** begin **

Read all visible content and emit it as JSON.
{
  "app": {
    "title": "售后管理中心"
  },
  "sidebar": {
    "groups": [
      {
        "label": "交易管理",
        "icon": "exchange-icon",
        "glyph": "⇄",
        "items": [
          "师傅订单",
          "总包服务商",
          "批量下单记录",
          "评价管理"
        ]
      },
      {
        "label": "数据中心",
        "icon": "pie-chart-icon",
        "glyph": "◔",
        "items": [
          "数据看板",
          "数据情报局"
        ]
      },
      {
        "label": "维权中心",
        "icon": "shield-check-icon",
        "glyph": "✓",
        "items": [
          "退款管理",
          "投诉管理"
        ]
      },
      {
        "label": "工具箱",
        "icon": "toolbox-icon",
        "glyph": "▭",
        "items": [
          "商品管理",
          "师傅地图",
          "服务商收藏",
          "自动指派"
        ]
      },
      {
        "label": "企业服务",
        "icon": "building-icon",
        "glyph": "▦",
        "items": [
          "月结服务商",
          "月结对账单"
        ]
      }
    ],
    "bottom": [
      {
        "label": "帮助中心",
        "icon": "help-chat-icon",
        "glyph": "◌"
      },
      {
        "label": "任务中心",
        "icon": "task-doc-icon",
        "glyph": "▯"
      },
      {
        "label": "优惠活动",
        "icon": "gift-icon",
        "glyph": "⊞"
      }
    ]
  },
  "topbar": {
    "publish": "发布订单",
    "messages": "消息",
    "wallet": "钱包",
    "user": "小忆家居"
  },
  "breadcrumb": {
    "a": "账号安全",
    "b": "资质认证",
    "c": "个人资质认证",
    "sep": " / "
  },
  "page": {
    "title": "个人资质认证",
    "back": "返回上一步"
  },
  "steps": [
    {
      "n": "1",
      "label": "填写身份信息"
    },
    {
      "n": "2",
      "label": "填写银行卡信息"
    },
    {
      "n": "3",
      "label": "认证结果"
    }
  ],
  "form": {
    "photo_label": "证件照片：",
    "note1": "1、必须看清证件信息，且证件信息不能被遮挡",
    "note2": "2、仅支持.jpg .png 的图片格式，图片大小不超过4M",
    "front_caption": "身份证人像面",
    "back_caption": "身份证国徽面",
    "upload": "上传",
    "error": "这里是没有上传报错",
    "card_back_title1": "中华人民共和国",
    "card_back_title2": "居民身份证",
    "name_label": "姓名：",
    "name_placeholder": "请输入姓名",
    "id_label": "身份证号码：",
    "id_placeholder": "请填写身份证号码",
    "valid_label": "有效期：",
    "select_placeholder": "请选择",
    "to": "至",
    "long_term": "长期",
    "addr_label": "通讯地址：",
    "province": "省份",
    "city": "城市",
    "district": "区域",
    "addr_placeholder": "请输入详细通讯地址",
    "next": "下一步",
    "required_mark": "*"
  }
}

** end **

> [Task instructions] Your task is to extract all of the records exactly.

> [Exercise output]
Read all visible content and emit it as JSON.
{
  "app": {
    "title": "售后管理中心"
  },
  "sidebar": {
    "groups": [
      {
        "label": "交易管理",
        "icon": "exchange-icon",
        "glyph": "⇄",
        "items": [
          "师傅订单",
          "总包服务商",
          "批量下单记录",
          "评价管理"
        ]
      },
      {
        "label": "数据中心",
        "icon": "pie-chart-icon",
        "glyph": "◔",
        "items": [
          "数据看板",
          "数据情报局"
        ]
      },
      {
        "label": "维权中心",
        "icon": "shield-check-icon",
        "glyph": "✓",
        "items": [
          "退款管理",
          "投诉管理"
        ]
      },
      {
        "label": "工具箱",
        "icon": "toolbox-icon",
        "glyph": "▭",
        "items": [
          "商品管理",
          "师傅地图",
          "服务商收藏",
          "自动指派"
        ]
      },
      {
        "label": "企业服务",
        "icon": "building-icon",
        "glyph": "▦",
        "items": [
          "月结服务商",
          "月结对账单"
        ]
      }
    ],
    "bottom": [
      {
        "label": "帮助中心",
        "icon": "help-chat-icon",
        "glyph": "◌"
      },
      {
        "label": "任务中心",
        "icon": "task-doc-icon",
        "glyph": "▯"
      },
      {
        "label": "优惠活动",
        "icon": "gift-icon",
        "glyph": "⊞"
      }
    ]
  },
  "topbar": {
    "publish": "发布订单",
    "messages": "消息",
    "wallet": "钱包",
    "user": "小忆家居"
  },
  "breadcrumb": {
    "a": "账号安全",
    "b": "资质认证",
    "c": "个人资质认证",
    "sep": " / "
  },
  "page": {
    "title": "个人资质认证",
    "back": "返回上一步"
  },
  "steps": [
    {
      "n": "1",
      "label": "填写身份信息"
    },
    {
      "n": "2",
      "label": "填写银行卡信息"
    },
    {
      "n": "3",
      "label": "认证结果"
    }
  ],
  "form": {
    "photo_label": "证件照片：",
    "note1": "1、必须看清证件信息，且证件信息不能被遮挡",
    "note2": "2、仅支持.jpg .png 的图片格式，图片大小不超过4M",
    "front_caption": "身份证人像面",
    "back_caption": "身份证国徽面",
    "upload": "上传",
    "error": "这里是没有上传报错",
    "card_back_title1": "中华人民共和国",
    "card_back_title2": "居民身份证",
    "name_label": "姓名：",
    "name_placeholder": "请输入姓名",
    "id_label": "身份证号码：",
    "id_placeholder": "请填写身份证号码",
    "valid_label": "有效期：",
    "select_placeholder": "请选择",
    "to": "至",
    "long_term": "长期",
    "addr_label": "通讯地址：",
    "province": "省份",
    "city": "城市",
    "district": "区域",
    "addr_placeholder": "请输入详细通讯地址",
    "next": "下一步",
    "required_mark": "*"
  }
}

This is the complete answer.